___ Exercise materials

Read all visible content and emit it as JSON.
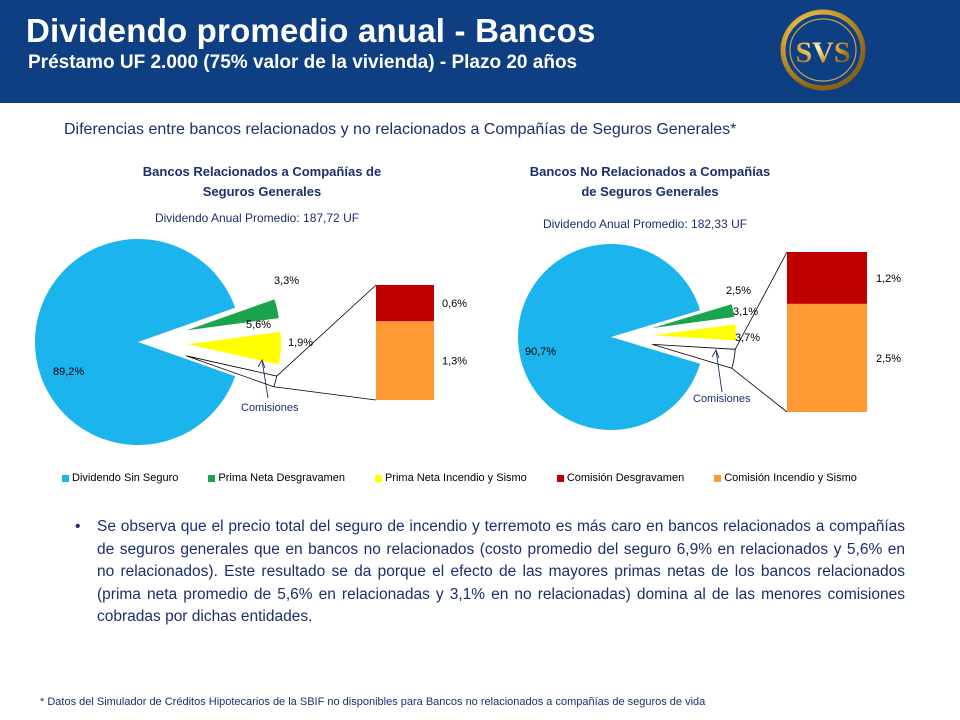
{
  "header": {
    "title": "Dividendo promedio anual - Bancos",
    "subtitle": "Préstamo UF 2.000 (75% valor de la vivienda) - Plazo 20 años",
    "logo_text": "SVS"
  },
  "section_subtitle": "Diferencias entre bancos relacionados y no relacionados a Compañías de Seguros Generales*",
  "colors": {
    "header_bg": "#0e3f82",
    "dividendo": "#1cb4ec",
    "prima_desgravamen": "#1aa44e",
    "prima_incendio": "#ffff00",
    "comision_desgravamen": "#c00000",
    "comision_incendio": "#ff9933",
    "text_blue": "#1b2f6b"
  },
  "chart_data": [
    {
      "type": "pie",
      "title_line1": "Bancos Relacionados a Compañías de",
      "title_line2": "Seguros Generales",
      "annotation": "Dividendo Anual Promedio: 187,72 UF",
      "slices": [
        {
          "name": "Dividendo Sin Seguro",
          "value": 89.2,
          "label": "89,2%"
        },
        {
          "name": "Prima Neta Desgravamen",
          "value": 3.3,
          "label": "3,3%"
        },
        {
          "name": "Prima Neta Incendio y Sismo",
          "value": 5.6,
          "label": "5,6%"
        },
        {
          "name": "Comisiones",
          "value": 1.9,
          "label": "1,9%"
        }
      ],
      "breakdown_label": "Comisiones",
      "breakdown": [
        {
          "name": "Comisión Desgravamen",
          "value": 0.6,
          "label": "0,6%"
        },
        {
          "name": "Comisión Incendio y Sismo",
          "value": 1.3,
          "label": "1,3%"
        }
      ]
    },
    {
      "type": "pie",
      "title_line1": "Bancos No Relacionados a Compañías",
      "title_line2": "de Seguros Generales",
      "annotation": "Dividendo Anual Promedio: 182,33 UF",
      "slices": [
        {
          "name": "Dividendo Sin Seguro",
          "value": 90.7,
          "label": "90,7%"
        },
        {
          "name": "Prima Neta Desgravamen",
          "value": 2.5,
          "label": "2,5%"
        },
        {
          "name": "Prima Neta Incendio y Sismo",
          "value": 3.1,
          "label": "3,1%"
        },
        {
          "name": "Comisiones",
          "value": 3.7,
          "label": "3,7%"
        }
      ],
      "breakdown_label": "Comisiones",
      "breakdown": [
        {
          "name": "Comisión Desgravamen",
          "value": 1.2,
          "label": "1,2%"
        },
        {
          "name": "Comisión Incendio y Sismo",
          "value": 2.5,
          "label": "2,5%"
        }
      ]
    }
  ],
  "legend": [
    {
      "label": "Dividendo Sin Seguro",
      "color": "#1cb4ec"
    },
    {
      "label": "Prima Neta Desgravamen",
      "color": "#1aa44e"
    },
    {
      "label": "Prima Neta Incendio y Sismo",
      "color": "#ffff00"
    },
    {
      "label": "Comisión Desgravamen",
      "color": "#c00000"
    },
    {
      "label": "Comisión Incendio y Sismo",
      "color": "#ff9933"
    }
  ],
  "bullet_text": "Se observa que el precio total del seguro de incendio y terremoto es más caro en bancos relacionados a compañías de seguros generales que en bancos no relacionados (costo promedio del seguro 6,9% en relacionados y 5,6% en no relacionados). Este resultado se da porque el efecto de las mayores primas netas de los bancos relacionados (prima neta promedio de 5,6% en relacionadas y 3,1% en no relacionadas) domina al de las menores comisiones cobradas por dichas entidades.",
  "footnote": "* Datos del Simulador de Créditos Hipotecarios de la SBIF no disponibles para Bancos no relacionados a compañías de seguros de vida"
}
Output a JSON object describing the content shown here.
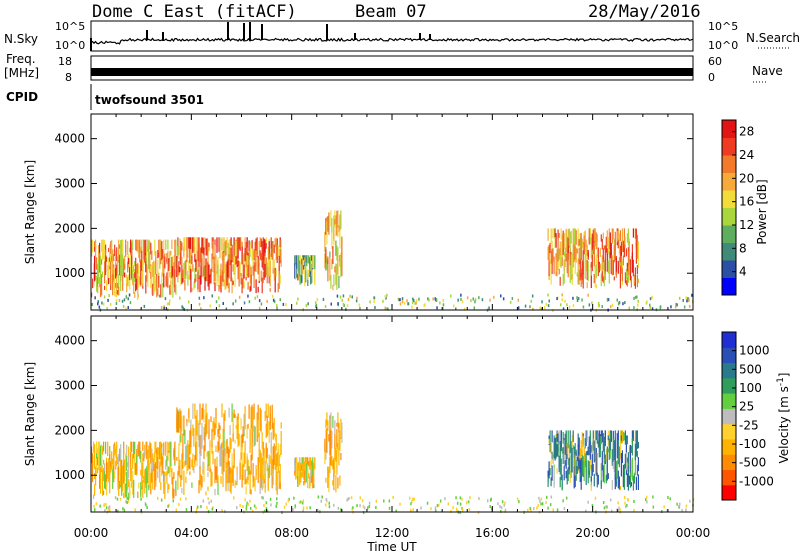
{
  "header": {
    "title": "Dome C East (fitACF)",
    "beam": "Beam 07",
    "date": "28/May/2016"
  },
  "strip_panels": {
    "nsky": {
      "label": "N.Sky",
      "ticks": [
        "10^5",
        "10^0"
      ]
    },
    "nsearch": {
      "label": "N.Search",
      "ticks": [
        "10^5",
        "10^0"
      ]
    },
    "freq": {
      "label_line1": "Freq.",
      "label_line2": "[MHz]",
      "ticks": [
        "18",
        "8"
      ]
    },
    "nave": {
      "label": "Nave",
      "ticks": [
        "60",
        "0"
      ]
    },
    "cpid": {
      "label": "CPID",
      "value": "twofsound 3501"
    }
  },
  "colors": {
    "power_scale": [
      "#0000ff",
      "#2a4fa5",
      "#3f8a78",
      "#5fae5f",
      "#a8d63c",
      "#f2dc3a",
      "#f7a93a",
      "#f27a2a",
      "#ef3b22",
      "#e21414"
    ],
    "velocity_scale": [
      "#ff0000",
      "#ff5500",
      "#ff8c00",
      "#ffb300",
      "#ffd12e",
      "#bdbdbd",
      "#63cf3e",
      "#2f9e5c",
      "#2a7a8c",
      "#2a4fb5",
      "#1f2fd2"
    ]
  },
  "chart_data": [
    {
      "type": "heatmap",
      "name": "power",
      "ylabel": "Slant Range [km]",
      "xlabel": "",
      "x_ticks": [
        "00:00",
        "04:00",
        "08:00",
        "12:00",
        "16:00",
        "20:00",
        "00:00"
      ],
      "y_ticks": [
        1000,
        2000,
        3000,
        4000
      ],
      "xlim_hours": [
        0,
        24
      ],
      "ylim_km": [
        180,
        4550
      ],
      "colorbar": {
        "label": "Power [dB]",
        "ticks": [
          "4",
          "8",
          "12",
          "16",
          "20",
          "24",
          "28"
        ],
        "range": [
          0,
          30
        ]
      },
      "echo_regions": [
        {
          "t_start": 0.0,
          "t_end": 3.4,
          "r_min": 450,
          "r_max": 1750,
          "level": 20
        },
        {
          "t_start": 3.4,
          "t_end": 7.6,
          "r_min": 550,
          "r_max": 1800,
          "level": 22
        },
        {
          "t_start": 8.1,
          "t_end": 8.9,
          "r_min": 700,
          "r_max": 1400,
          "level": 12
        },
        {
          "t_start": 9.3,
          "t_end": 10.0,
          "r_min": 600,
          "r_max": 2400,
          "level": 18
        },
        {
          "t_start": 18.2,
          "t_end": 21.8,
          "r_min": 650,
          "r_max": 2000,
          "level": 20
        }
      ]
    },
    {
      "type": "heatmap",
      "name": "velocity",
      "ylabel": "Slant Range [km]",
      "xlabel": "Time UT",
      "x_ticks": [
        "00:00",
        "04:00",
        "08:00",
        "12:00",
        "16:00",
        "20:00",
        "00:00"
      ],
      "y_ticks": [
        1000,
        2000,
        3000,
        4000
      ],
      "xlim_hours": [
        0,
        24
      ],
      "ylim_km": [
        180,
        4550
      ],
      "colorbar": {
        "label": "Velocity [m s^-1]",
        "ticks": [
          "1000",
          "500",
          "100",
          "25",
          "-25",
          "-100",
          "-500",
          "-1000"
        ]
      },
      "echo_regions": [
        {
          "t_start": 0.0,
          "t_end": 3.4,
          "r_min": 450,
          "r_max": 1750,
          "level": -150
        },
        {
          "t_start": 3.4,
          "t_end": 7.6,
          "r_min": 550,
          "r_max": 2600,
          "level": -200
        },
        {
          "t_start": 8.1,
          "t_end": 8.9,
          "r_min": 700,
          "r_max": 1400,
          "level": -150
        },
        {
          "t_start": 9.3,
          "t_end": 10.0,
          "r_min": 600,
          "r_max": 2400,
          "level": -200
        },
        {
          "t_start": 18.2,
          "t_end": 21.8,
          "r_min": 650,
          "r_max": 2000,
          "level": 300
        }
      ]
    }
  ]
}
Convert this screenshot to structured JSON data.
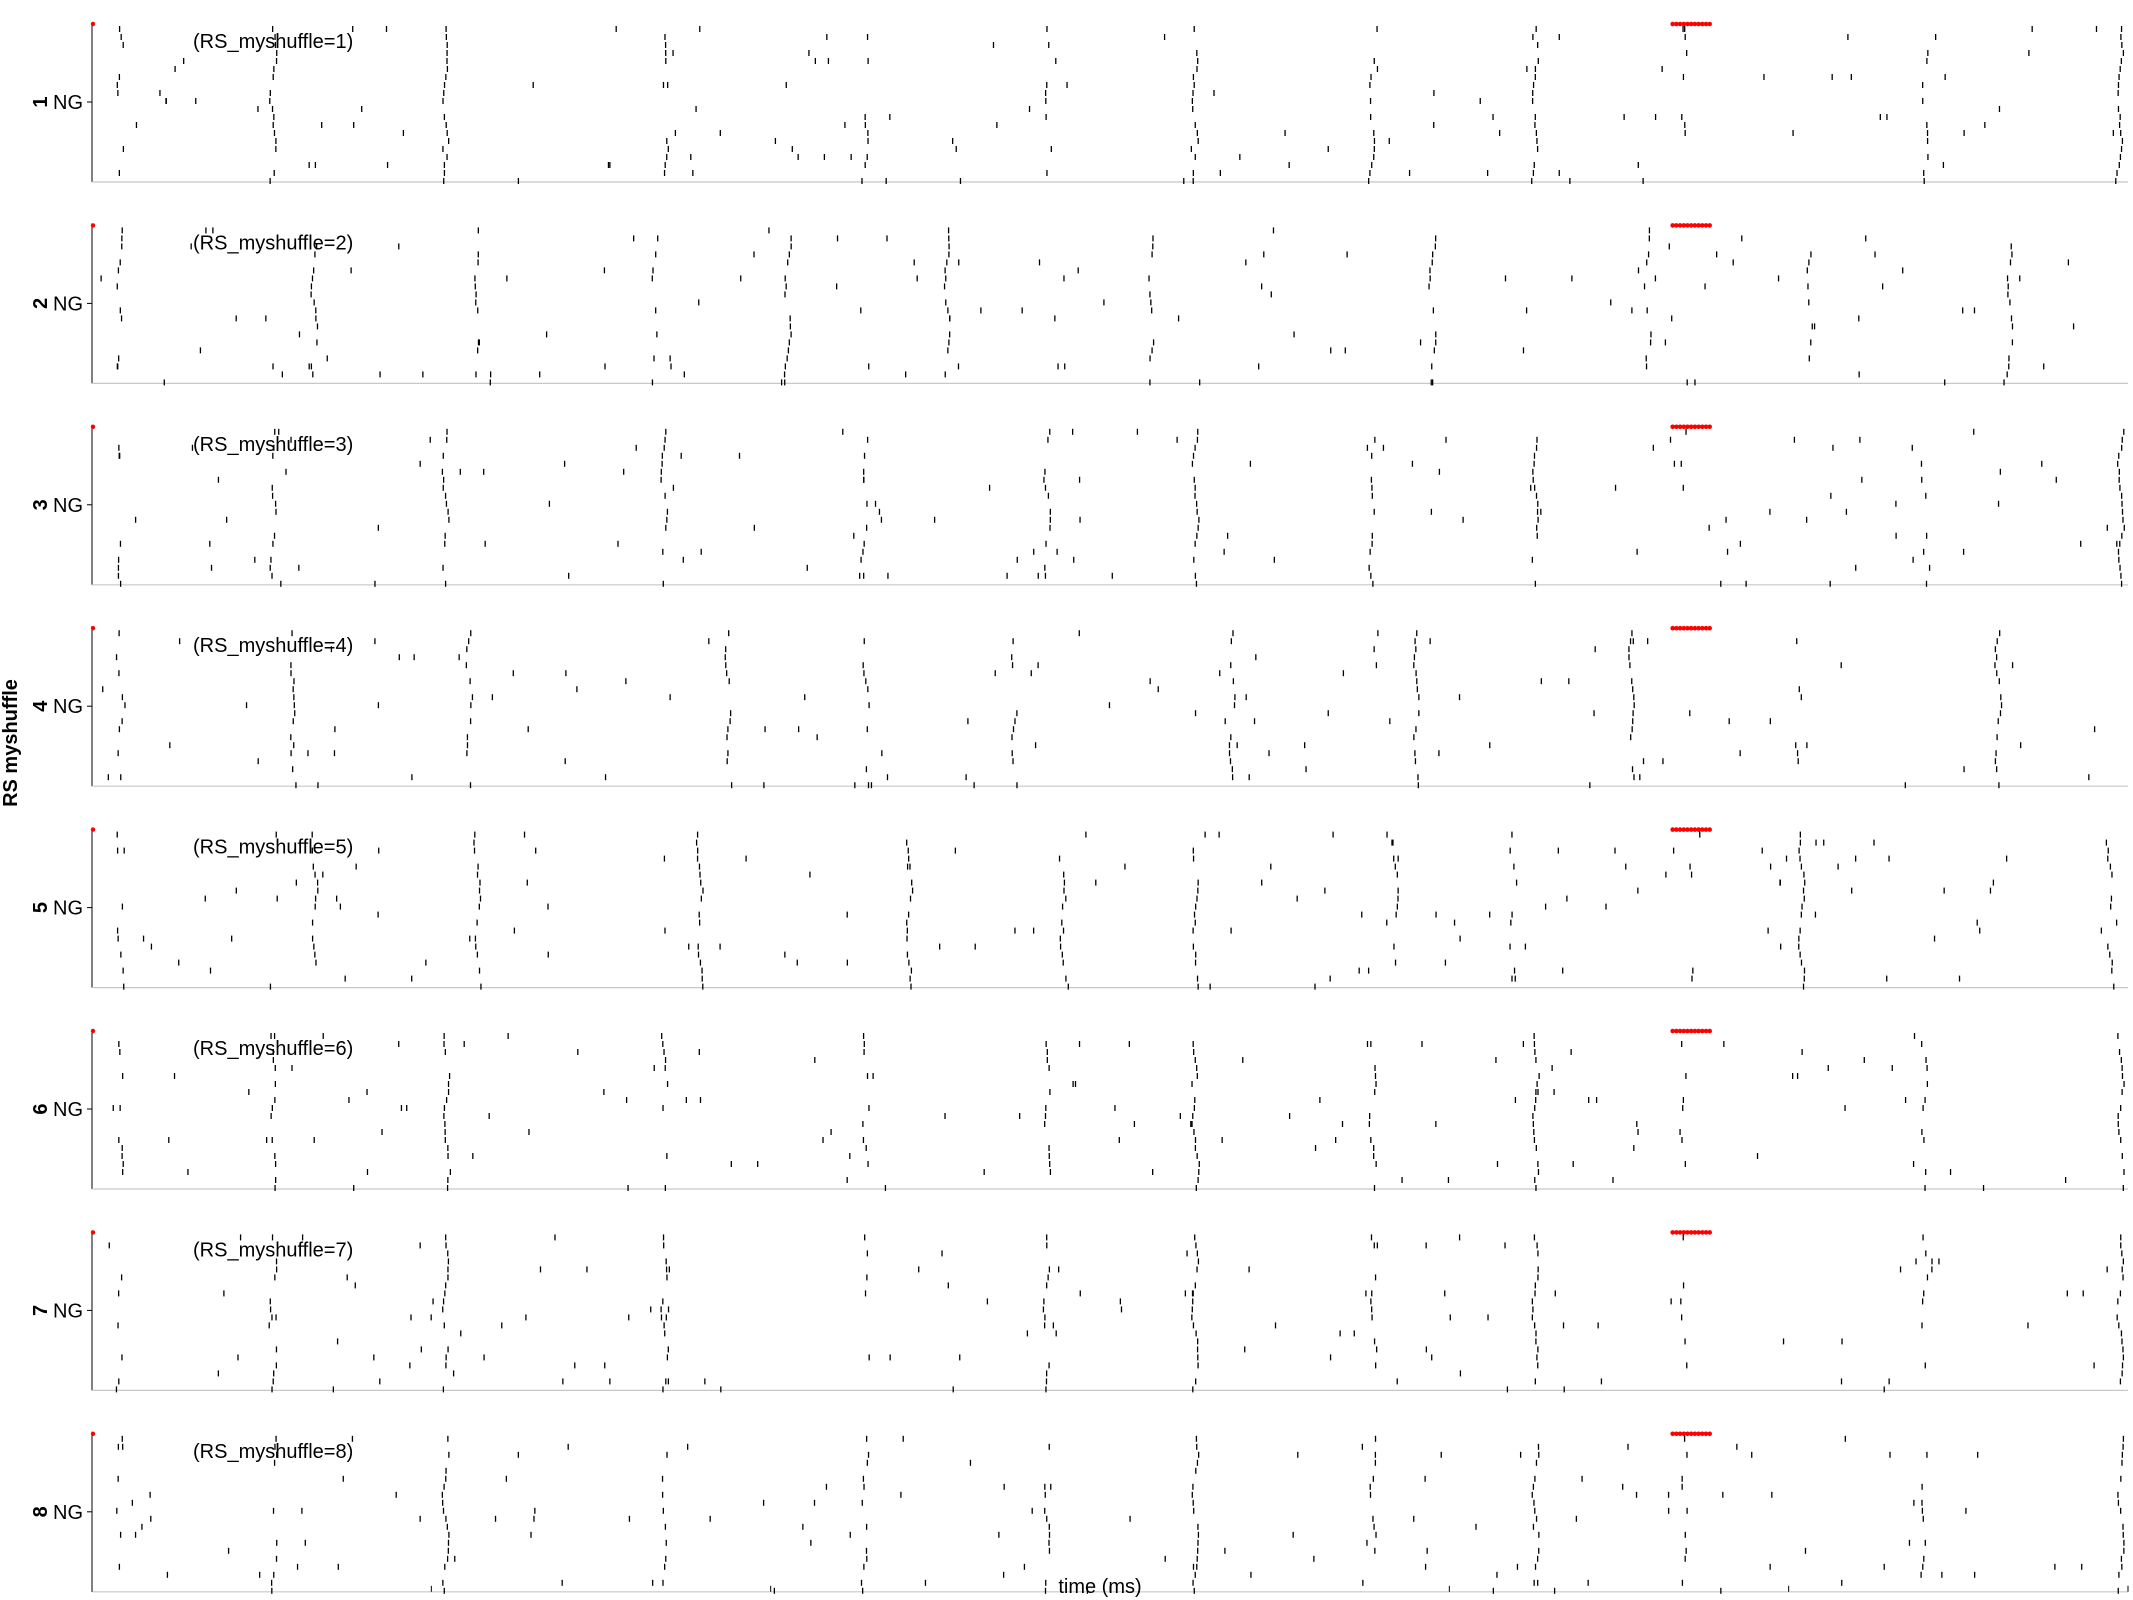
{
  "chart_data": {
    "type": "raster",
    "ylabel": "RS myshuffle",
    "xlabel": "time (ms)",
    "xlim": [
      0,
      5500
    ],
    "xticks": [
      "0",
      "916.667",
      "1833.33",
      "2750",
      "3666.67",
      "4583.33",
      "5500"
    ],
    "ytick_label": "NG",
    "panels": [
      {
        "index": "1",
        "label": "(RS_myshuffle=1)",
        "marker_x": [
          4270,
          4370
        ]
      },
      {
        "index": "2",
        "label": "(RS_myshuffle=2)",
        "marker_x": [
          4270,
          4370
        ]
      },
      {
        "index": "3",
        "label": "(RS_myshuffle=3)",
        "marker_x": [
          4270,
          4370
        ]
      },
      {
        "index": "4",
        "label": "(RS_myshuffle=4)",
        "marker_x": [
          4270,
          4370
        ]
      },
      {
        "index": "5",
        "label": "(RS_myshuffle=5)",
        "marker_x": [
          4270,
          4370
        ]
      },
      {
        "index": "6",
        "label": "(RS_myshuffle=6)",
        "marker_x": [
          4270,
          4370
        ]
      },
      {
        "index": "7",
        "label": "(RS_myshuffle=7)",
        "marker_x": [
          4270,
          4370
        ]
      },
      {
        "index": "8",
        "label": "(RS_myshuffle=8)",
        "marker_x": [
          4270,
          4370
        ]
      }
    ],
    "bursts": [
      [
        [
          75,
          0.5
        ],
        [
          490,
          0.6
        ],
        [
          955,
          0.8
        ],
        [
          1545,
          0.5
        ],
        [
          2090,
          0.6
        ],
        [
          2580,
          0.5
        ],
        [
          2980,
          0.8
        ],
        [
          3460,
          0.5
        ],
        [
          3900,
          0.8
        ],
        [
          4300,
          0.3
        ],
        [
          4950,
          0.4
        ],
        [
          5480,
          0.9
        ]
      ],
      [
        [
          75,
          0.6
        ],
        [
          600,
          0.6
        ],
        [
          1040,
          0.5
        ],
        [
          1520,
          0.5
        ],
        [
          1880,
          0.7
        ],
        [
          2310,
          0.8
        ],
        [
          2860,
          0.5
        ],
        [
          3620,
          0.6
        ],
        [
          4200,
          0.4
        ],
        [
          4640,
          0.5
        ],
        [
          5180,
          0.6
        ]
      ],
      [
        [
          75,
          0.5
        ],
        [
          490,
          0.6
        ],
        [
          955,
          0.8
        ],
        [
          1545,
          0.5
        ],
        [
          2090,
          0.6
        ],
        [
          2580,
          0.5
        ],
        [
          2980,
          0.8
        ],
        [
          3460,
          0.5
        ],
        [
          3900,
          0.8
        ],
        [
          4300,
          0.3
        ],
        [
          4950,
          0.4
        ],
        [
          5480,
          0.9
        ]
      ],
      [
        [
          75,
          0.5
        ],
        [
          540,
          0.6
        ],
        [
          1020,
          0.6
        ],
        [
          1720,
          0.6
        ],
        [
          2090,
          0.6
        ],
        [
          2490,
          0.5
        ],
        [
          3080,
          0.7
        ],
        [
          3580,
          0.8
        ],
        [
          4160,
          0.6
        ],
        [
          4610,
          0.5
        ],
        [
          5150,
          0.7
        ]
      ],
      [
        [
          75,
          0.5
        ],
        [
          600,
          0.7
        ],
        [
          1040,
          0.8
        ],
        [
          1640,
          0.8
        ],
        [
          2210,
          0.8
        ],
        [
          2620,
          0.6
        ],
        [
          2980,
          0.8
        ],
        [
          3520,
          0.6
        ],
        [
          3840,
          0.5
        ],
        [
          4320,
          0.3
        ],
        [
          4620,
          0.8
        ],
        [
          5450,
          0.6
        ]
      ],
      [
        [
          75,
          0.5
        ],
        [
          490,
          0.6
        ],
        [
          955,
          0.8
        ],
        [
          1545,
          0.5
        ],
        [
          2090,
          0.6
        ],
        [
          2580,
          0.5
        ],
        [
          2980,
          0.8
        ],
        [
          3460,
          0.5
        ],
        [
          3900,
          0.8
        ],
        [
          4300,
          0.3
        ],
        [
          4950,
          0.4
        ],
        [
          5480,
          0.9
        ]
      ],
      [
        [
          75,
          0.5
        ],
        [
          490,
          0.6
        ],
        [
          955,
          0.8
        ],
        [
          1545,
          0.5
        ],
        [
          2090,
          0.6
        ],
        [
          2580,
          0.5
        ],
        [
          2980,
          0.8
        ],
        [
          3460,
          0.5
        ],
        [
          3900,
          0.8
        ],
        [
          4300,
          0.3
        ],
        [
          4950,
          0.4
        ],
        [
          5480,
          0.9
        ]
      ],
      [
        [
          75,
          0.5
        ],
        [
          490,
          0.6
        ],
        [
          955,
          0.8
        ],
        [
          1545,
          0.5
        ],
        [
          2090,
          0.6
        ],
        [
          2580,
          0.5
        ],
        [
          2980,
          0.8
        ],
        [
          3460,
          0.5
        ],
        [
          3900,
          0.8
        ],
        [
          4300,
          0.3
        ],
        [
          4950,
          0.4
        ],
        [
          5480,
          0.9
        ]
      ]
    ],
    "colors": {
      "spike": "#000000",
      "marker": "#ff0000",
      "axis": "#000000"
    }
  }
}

______

What the task requires:
Show all lines from the data above in which the word "content" appears.

Exercise output:
Read all visible content and emit it as JSON.
Output a JSON object describing the content shown here.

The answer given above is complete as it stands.